═══ Listing ═══

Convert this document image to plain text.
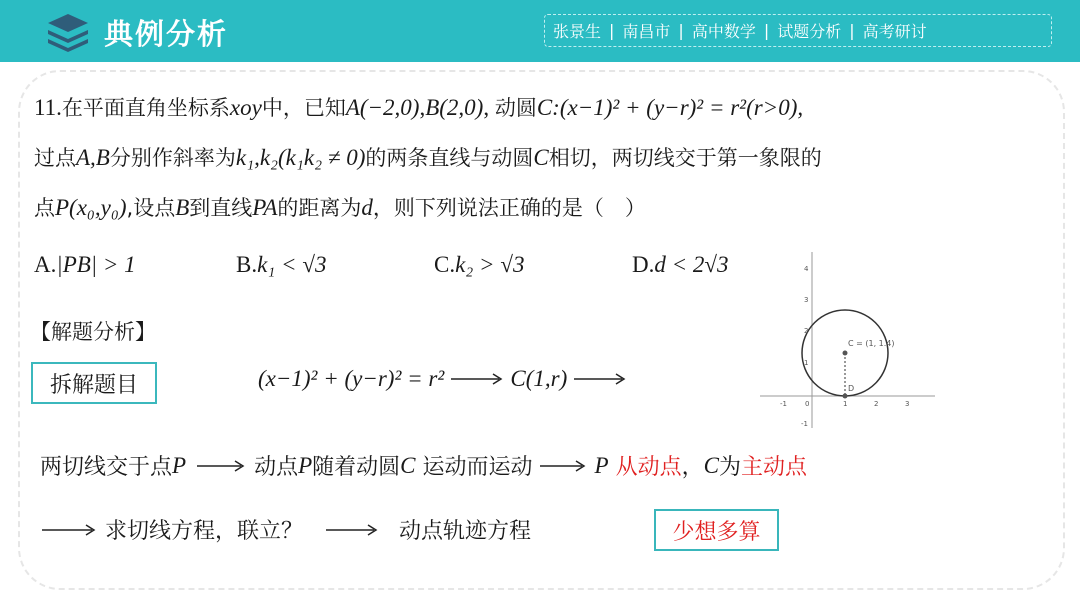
典例分析	张景生 | 南昌市 | 高中数学 | 试题分析 | 高考研讨
11.在平面直角坐标系xoy中，已知A(−2,0),B(2,0), 动圆C:(x−1)² + (y−r)² = r²(r>0),
过点A,B分别作斜率为k₁,k₂(k₁k₂ ≠ 0)的两条直线与动圆C相切，两切线交于第一象限的
点P(x₀,y₀),设点B到直线PA的距离为d，则下列说法正确的是（　）
A.|PB| > 1	B.k₁ < √3	C.k₂ > √3	D.d < 2√3
C = (1, 1.4)
D
-1	0	1	2	3
4
3
2
1
-1
【解题分析】
拆解题目	(x−1)² + (y−r)² = r²	C(1,r)
两切线交于点P	动点P随着动圆C 运动而运动	P 从动点，C为主动点
求切线方程，联立？	动点轨迹方程	少想多算
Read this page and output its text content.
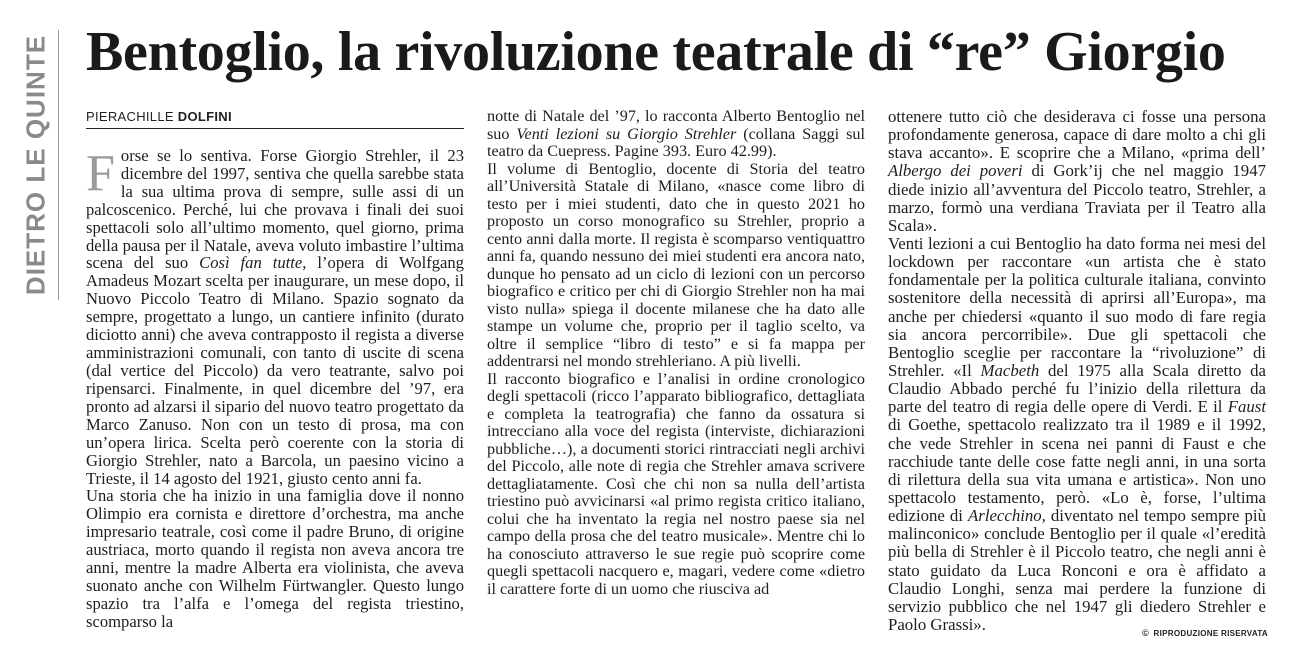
DIETRO LE QUINTE Bentoglio, la rivoluzione teatrale di “re” Giorgio
PIERACHILLE DOLFINI

Forse se lo sentiva. Forse Giorgio Strehler, il 23 dicembre del 1997, sentiva che quella sarebbe stata la sua ultima prova di sempre, sulle assi di un palcoscenico. Perché, lui che provava i finali dei suoi spettacoli solo all’ultimo momento, quel giorno, prima della pausa per il Natale, aveva voluto imbastire l’ultima scena del suo Così fan tutte, l’opera di Wolfgang Amadeus Mozart scelta per inaugurare, un mese dopo, il Nuovo Piccolo Teatro di Milano. Spazio sognato da sempre, progettato a lungo, un cantiere infinito (durato diciotto anni) che aveva contrapposto il regista a diverse amministrazioni comunali, con tanto di uscite di scena (dal vertice del Piccolo) da vero teatrante, salvo poi ripensarci. Finalmente, in quel dicembre del ’97, era pronto ad alzarsi il sipario del nuovo teatro progettato da Marco Zanuso. Non con un testo di prosa, ma con un’opera lirica. Scelta però coerente con la storia di Giorgio Strehler, nato a Barcola, un paesino vicino a Trieste, il 14 agosto del 1921, giusto cento anni fa.

Una storia che ha inizio in una famiglia dove il nonno Olimpio era cornista e direttore d’orchestra, ma anche impresario teatrale, così come il padre Bruno, di origine austriaca, morto quando il regista non aveva ancora tre anni, mentre la madre Alberta era violinista, che aveva suonato anche con Wilhelm Fürtwangler. Questo lungo spazio tra l’alfa e l’omega del regista triestino, scomparso la

notte di Natale del ’97, lo racconta Alberto Bentoglio nel suo Venti lezioni su Giorgio Strehler (collana Saggi sul teatro da Cuepress. Pagine 393. Euro 42.99).

Il volume di Bentoglio, docente di Storia del teatro all’Università Statale di Milano, «nasce come libro di testo per i miei studenti, dato che in questo 2021 ho proposto un corso monografico su Strehler, proprio a cento anni dalla morte. Il regista è scomparso ventiquattro anni fa, quando nessuno dei miei studenti era ancora nato, dunque ho pensato ad un ciclo di lezioni con un percorso biografico e critico per chi di Giorgio Strehler non ha mai visto nulla» spiega il docente milanese che ha dato alle stampe un volume che, proprio per il taglio scelto, va oltre il semplice “libro di testo” e si fa mappa per addentrarsi nel mondo strehleriano. A più livelli.

Il racconto biografico e l’analisi in ordine cronologico degli spettacoli (ricco l’apparato bibliografico, dettagliata e completa la teatrografia) che fanno da ossatura si intrecciano alla voce del regista (interviste, dichiarazioni pubbliche…), a documenti storici rintracciati negli archivi del Piccolo, alle note di regia che Strehler amava scrivere dettagliatamente. Così che chi non sa nulla dell’artista triestino può avvicinarsi «al primo regista critico italiano, colui che ha inventato la regia nel nostro paese sia nel campo della prosa che del teatro musicale». Mentre chi lo ha conosciuto attraverso le sue regie può scoprire come quegli spettacoli nacquero e, magari, vedere come «dietro il carattere forte di un uomo che riusciva ad

ottenere tutto ciò che desiderava ci fosse una persona profondamente generosa, capace di dare molto a chi gli stava accanto». E scoprire che a Milano, «prima dell’ Albergo dei poveri di Gork’ij che nel maggio 1947 diede inizio all’avventura del Piccolo teatro, Strehler, a marzo, formò una verdiana Traviata per il Teatro alla Scala».

Venti lezioni a cui Bentoglio ha dato forma nei mesi del lockdown per raccontare «un artista che è stato fondamentale per la politica culturale italiana, convinto sostenitore della necessità di aprirsi all’Europa», ma anche per chiedersi «quanto il suo modo di fare regia sia ancora percorribile». Due gli spettacoli che Bentoglio sceglie per raccontare la “rivoluzione” di Strehler. «Il Macbeth del 1975 alla Scala diretto da Claudio Abbado perché fu l’inizio della rilettura da parte del teatro di regia delle opere di Verdi. E il Faust di Goethe, spettacolo realizzato tra il 1989 e il 1992, che vede Strehler in scena nei panni di Faust e che racchiude tante delle cose fatte negli anni, in una sorta di rilettura della sua vita umana e artistica». Non uno spettacolo testamento, però. «Lo è, forse, l’ultima edizione di Arlecchino, diventato nel tempo sempre più malinconico» conclude Bentoglio per il quale «l’eredità più bella di Strehler è il Piccolo teatro, che negli anni è stato guidato da Luca Ronconi e ora è affidato a Claudio Longhi, senza mai perdere la funzione di servizio pubblico che nel 1947 gli diedero Strehler e Paolo Grassi».	© RIPRODUZIONE RISERVATA
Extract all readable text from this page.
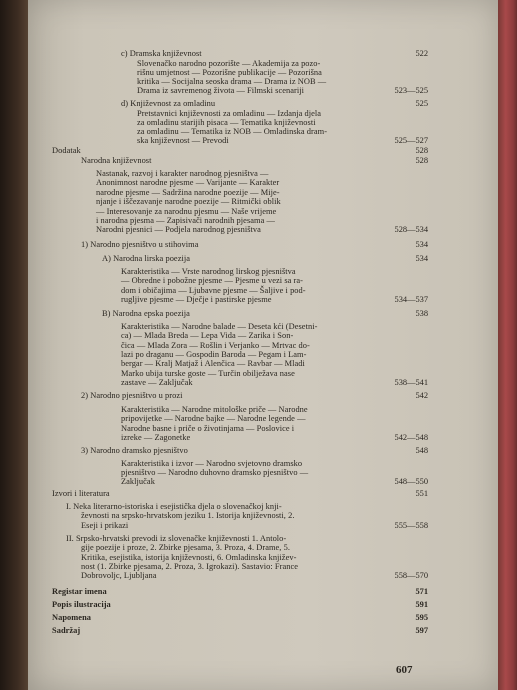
c) Dramska književnost	522
Slovenačko narodno pozorište — Akademija za pozo-
rišnu umjetnost — Pozorišne publikacije — Pozorišna
kritika — Socijalna seoska drama — Drama iz NOB —
Drama iz savremenog života — Filmski scenariji	523—525
d) Književnost za omladinu	525
Pretstavnici književnosti za omladinu — Izdanja djela
za omladinu starijih pisaca — Tematika književnosti
za omladinu — Tematika iz NOB — Omladinska dram-
ska književnost — Prevodi	525—527
Dodatak	528
Narodna književnost	528
Nastanak, razvoj i karakter narodnog pjesništva —
Anonimnost narodne pjesme — Varijante — Karakter
narodne pjesme — Sadržina narodne poezije — Mije-
njanje i iščezavanje narodne poezije — Ritmički oblik
— Interesovanje za narodnu pjesmu — Naše vrijeme
i narodna pjesma — Zapisivači narodnih pjesama —
Narodni pjesnici — Podjela narodnog pjesništva	528—534
1) Narodno pjesništvo u stihovima	534
A) Narodna lirska poezija	534
Karakteristika — Vrste narodnog lirskog pjesništva
— Obredne i pobožne pjesme — Pjesme u vezi sa ra-
dom i običajima — Ljubavne pjesme — Šaljive i pod-
rugljive pjesme — Dječje i pastirske pjesme	534—537
B) Narodna epska poezija	538
Karakteristika — Narodne balade — Deseta kći (Desetni-
ca) — Mlada Breda — Lepa Vida — Zarika i Son-
čica — Mlada Zora — Rošlin i Verjanko — Mrtvac do-
lazi po draganu — Gospodin Baroda — Pegam i Lam-
bergar — Kralj Matjaž i Alenčica — Ravbar — Mladi
Marko ubija turske goste — Turčin obilježava nase
zastave — Zaključak	538—541
2) Narodno pjesništvo u prozi	542
Karakteristika — Narodne mitološke priče — Narodne
pripovijetke — Narodne bajke — Narodne legende —
Narodne basne i priče o životinjama — Poslovice i
izreke — Zagonetke	542—548
3) Narodno dramsko pjesništvo	548
Karakteristika i izvor — Narodno svjetovno dramsko
pjesništvo — Narodno duhovno dramsko pjesništvo —
Zaključak	548—550
Izvori i literatura	551
I. Neka literarno-istoriska i esejistička djela o slovenačkoj knji-
ževnosti na srpsko-hrvatskom jeziku 1. Istorija književnosti, 2.
Eseji i prikazi	555—558
II. Srpsko-hrvatski prevodi iz slovenačke književnosti 1. Antolo-
gije poezije i proze, 2. Zbirke pjesama, 3. Proza, 4. Drame, 5.
Kritika, esejistika, istorija književnosti, 6. Omladinska književ-
nost (1. Zbirke pjesama, 2. Proza, 3. Igrokazi). Sastavio: France
Dobrovoljc, Ljubljana	558—570
Registar imena	571
Popis ilustracija	591
Napomena	595
Sadržaj	597
607
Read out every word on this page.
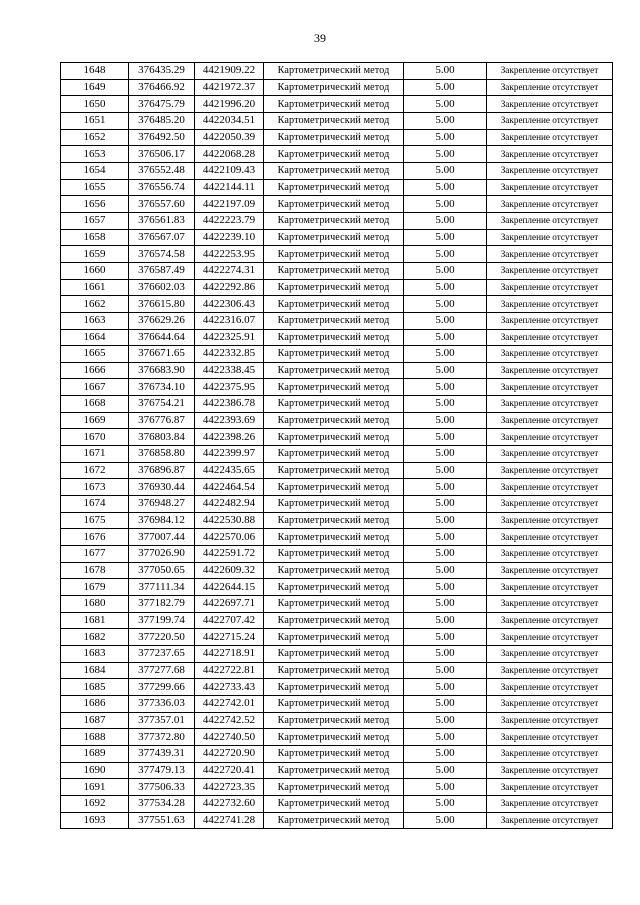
39
1648	376435.29	4421909.22	Картометрический метод	5.00	Закрепление отсутствует
1649	376466.92	4421972.37	Картометрический метод	5.00	Закрепление отсутствует
1650	376475.79	4421996.20	Картометрический метод	5.00	Закрепление отсутствует
1651	376485.20	4422034.51	Картометрический метод	5.00	Закрепление отсутствует
1652	376492.50	4422050.39	Картометрический метод	5.00	Закрепление отсутствует
1653	376506.17	4422068.28	Картометрический метод	5.00	Закрепление отсутствует
1654	376552.48	4422109.43	Картометрический метод	5.00	Закрепление отсутствует
1655	376556.74	4422144.11	Картометрический метод	5.00	Закрепление отсутствует
1656	376557.60	4422197.09	Картометрический метод	5.00	Закрепление отсутствует
1657	376561.83	4422223.79	Картометрический метод	5.00	Закрепление отсутствует
1658	376567.07	4422239.10	Картометрический метод	5.00	Закрепление отсутствует
1659	376574.58	4422253.95	Картометрический метод	5.00	Закрепление отсутствует
1660	376587.49	4422274.31	Картометрический метод	5.00	Закрепление отсутствует
1661	376602.03	4422292.86	Картометрический метод	5.00	Закрепление отсутствует
1662	376615.80	4422306.43	Картометрический метод	5.00	Закрепление отсутствует
1663	376629.26	4422316.07	Картометрический метод	5.00	Закрепление отсутствует
1664	376644.64	4422325.91	Картометрический метод	5.00	Закрепление отсутствует
1665	376671.65	4422332.85	Картометрический метод	5.00	Закрепление отсутствует
1666	376683.90	4422338.45	Картометрический метод	5.00	Закрепление отсутствует
1667	376734.10	4422375.95	Картометрический метод	5.00	Закрепление отсутствует
1668	376754.21	4422386.78	Картометрический метод	5.00	Закрепление отсутствует
1669	376776.87	4422393.69	Картометрический метод	5.00	Закрепление отсутствует
1670	376803.84	4422398.26	Картометрический метод	5.00	Закрепление отсутствует
1671	376858.80	4422399.97	Картометрический метод	5.00	Закрепление отсутствует
1672	376896.87	4422435.65	Картометрический метод	5.00	Закрепление отсутствует
1673	376930.44	4422464.54	Картометрический метод	5.00	Закрепление отсутствует
1674	376948.27	4422482.94	Картометрический метод	5.00	Закрепление отсутствует
1675	376984.12	4422530.88	Картометрический метод	5.00	Закрепление отсутствует
1676	377007.44	4422570.06	Картометрический метод	5.00	Закрепление отсутствует
1677	377026.90	4422591.72	Картометрический метод	5.00	Закрепление отсутствует
1678	377050.65	4422609.32	Картометрический метод	5.00	Закрепление отсутствует
1679	377111.34	4422644.15	Картометрический метод	5.00	Закрепление отсутствует
1680	377182.79	4422697.71	Картометрический метод	5.00	Закрепление отсутствует
1681	377199.74	4422707.42	Картометрический метод	5.00	Закрепление отсутствует
1682	377220.50	4422715.24	Картометрический метод	5.00	Закрепление отсутствует
1683	377237.65	4422718.91	Картометрический метод	5.00	Закрепление отсутствует
1684	377277.68	4422722.81	Картометрический метод	5.00	Закрепление отсутствует
1685	377299.66	4422733.43	Картометрический метод	5.00	Закрепление отсутствует
1686	377336.03	4422742.01	Картометрический метод	5.00	Закрепление отсутствует
1687	377357.01	4422742.52	Картометрический метод	5.00	Закрепление отсутствует
1688	377372.80	4422740.50	Картометрический метод	5.00	Закрепление отсутствует
1689	377439.31	4422720.90	Картометрический метод	5.00	Закрепление отсутствует
1690	377479.13	4422720.41	Картометрический метод	5.00	Закрепление отсутствует
1691	377506.33	4422723.35	Картометрический метод	5.00	Закрепление отсутствует
1692	377534.28	4422732.60	Картометрический метод	5.00	Закрепление отсутствует
1693	377551.63	4422741.28	Картометрический метод	5.00	Закрепление отсутствует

═══

Identify the lines in the entries above that contain "teatrale", then copy them out.

#### [Complete response]
DIETRO LE QUINTE Bentoglio, la rivoluzione teatrale di “re” Giorgio
Una storia che ha inizio in una famiglia dove il nonno Olimpio era cornista e direttore d’orchestra, ma anche impresario teatrale, così come il padre Bruno, di origine austriaca, morto quando il regista non aveva ancora tre anni, mentre la madre Alberta era violinista, che aveva suonato anche con Wilhelm Fürtwangler. Questo lungo spazio tra l’alfa e l’omega del regista triestino, scomparso la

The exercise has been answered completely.